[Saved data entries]

====================

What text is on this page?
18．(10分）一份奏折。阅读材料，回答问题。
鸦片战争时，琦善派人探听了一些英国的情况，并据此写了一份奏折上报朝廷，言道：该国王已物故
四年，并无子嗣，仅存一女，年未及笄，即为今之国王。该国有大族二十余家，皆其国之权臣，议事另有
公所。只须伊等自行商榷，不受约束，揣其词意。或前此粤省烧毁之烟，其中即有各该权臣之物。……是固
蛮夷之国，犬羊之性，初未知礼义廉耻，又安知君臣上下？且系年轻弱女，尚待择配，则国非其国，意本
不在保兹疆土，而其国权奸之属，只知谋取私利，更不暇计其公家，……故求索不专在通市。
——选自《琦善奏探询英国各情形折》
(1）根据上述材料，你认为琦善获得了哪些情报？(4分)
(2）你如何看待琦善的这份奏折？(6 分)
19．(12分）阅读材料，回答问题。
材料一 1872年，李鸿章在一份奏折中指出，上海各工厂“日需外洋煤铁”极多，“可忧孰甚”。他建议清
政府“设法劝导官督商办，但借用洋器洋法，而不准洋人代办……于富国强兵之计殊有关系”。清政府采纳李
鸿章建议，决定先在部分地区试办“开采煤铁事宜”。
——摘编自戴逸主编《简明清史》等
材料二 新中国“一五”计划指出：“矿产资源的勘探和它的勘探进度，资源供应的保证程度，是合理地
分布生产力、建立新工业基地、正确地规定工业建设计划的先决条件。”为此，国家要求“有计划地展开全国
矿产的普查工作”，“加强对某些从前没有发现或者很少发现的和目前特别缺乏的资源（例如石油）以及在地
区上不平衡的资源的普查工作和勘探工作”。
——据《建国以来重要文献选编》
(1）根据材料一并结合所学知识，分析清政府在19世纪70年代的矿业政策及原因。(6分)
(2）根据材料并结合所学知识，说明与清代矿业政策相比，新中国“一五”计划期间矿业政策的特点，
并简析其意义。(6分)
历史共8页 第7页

====================

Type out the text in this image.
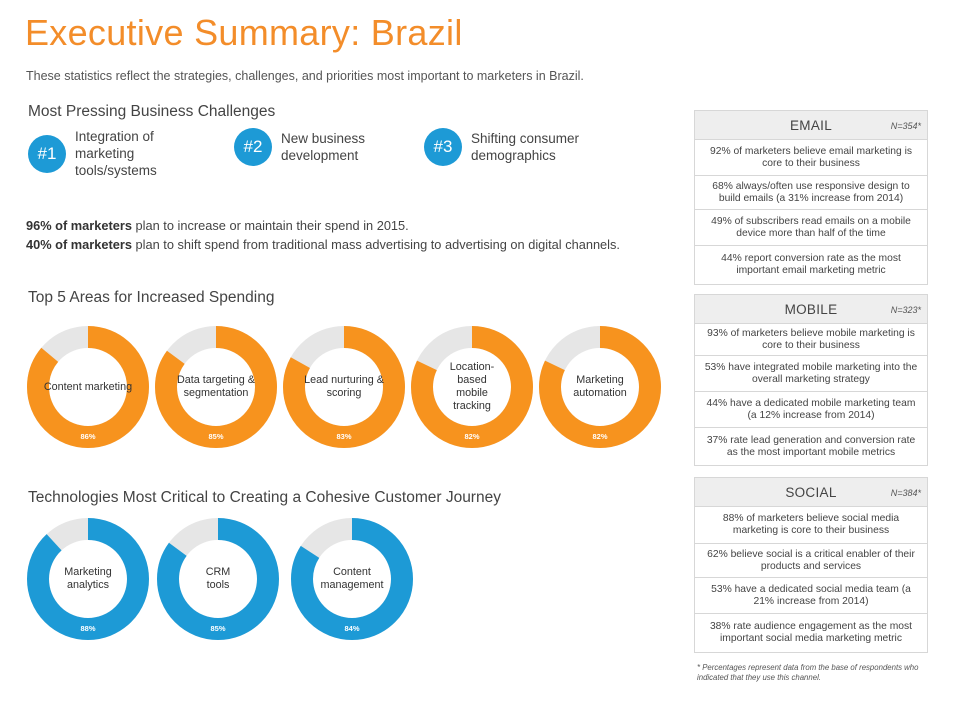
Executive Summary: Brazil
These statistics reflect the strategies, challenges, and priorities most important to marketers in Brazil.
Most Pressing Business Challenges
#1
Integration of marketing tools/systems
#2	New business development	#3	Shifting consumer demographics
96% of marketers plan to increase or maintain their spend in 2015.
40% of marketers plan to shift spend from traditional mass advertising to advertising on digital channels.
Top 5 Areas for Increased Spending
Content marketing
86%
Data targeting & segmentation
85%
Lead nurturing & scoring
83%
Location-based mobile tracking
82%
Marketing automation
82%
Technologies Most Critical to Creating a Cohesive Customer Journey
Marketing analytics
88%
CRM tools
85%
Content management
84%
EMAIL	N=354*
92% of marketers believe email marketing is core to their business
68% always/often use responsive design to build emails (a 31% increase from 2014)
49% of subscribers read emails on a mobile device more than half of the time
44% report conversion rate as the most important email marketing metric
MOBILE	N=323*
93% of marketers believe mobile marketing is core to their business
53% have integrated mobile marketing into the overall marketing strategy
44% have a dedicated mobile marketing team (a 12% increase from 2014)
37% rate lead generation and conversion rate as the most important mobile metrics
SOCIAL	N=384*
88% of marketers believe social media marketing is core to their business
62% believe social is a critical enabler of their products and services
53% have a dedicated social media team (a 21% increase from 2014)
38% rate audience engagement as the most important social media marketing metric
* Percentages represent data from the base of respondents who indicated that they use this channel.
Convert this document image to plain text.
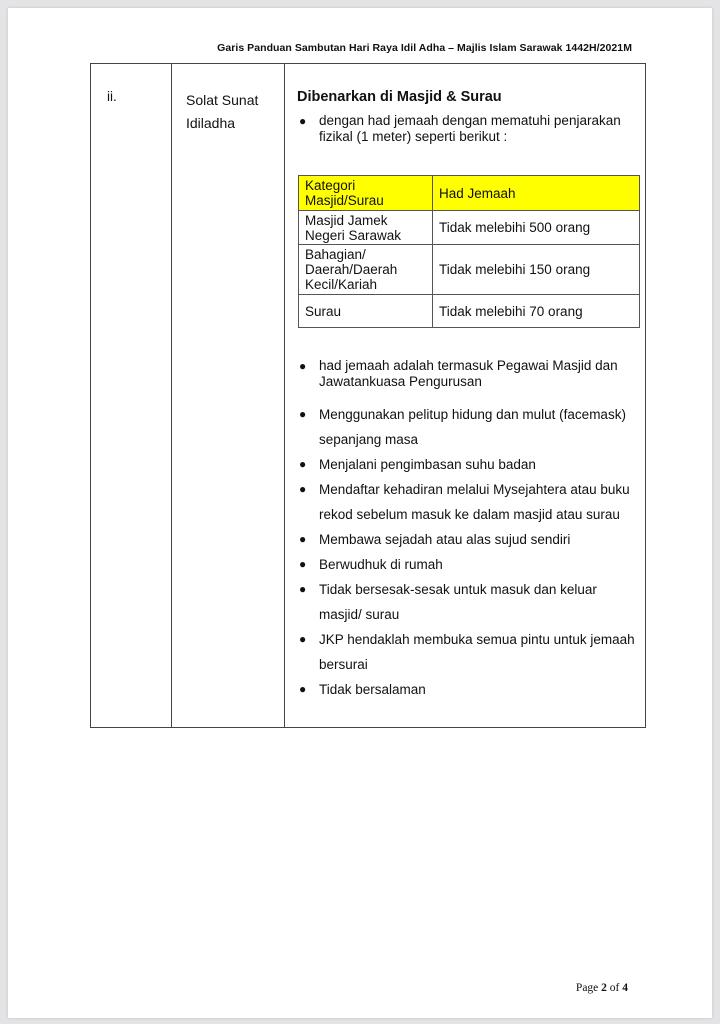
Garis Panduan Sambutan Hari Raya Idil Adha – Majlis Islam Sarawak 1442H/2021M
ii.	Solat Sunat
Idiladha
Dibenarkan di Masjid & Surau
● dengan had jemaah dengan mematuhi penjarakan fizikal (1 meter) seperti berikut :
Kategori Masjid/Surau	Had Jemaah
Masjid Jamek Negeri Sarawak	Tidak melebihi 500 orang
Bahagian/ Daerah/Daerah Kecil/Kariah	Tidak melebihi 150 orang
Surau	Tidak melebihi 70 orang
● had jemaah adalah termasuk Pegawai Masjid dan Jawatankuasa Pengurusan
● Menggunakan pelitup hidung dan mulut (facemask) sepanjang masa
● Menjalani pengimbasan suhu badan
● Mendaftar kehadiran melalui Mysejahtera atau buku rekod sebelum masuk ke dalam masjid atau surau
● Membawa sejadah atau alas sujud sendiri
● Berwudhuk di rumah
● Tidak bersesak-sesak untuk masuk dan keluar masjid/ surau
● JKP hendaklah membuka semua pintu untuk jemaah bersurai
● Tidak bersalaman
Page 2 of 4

====================

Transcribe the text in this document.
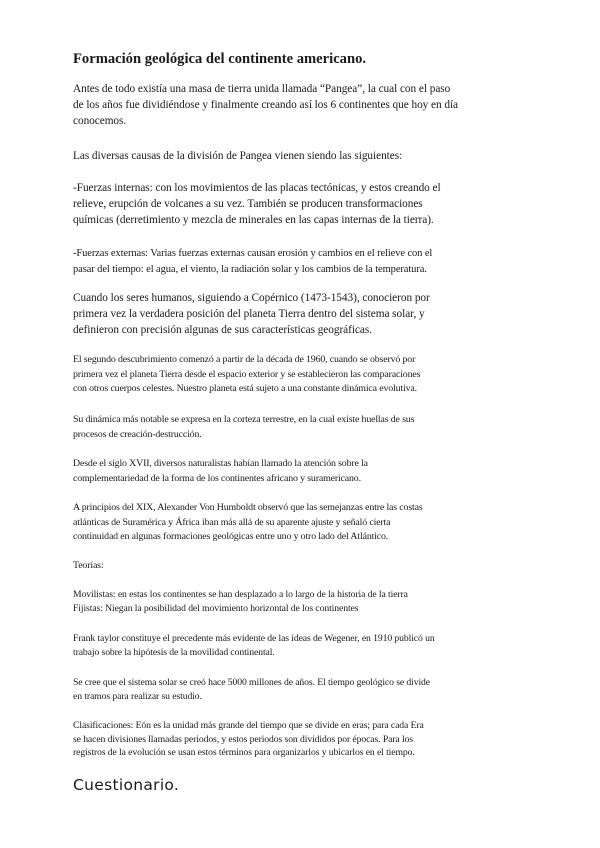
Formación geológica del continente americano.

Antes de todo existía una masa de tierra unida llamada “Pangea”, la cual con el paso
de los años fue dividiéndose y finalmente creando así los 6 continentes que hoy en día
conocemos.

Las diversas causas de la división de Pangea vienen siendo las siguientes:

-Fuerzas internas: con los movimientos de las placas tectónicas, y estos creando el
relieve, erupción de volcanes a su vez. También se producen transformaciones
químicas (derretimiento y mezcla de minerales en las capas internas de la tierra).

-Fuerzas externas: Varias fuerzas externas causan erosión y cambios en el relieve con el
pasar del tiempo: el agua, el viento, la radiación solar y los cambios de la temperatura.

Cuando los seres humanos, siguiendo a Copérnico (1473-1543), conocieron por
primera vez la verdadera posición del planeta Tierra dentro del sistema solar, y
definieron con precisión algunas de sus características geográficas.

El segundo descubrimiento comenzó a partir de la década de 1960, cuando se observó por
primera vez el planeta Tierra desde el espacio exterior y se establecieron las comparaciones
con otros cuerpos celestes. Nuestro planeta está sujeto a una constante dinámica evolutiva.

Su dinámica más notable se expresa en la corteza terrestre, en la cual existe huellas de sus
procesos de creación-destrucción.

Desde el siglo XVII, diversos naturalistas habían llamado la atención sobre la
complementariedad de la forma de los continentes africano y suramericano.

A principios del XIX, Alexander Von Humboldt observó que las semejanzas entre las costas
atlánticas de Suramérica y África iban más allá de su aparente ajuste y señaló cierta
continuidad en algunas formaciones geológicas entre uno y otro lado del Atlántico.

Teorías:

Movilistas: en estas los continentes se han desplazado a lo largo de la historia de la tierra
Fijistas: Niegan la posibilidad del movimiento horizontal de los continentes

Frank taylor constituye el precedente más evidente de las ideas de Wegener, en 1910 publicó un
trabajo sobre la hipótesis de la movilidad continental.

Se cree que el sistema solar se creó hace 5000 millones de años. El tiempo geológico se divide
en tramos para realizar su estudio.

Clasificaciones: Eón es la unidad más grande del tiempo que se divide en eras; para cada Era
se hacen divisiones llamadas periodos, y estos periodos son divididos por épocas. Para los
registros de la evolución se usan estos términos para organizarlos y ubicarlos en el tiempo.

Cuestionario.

====================

» Exercise requirements: Scan the data above and copy every line with "creando" in it.

» Output below:
de los años fue dividiéndose y finalmente creando así los 6 continentes que hoy en día
-Fuerzas internas: con los movimientos de las placas tectónicas, y estos creando el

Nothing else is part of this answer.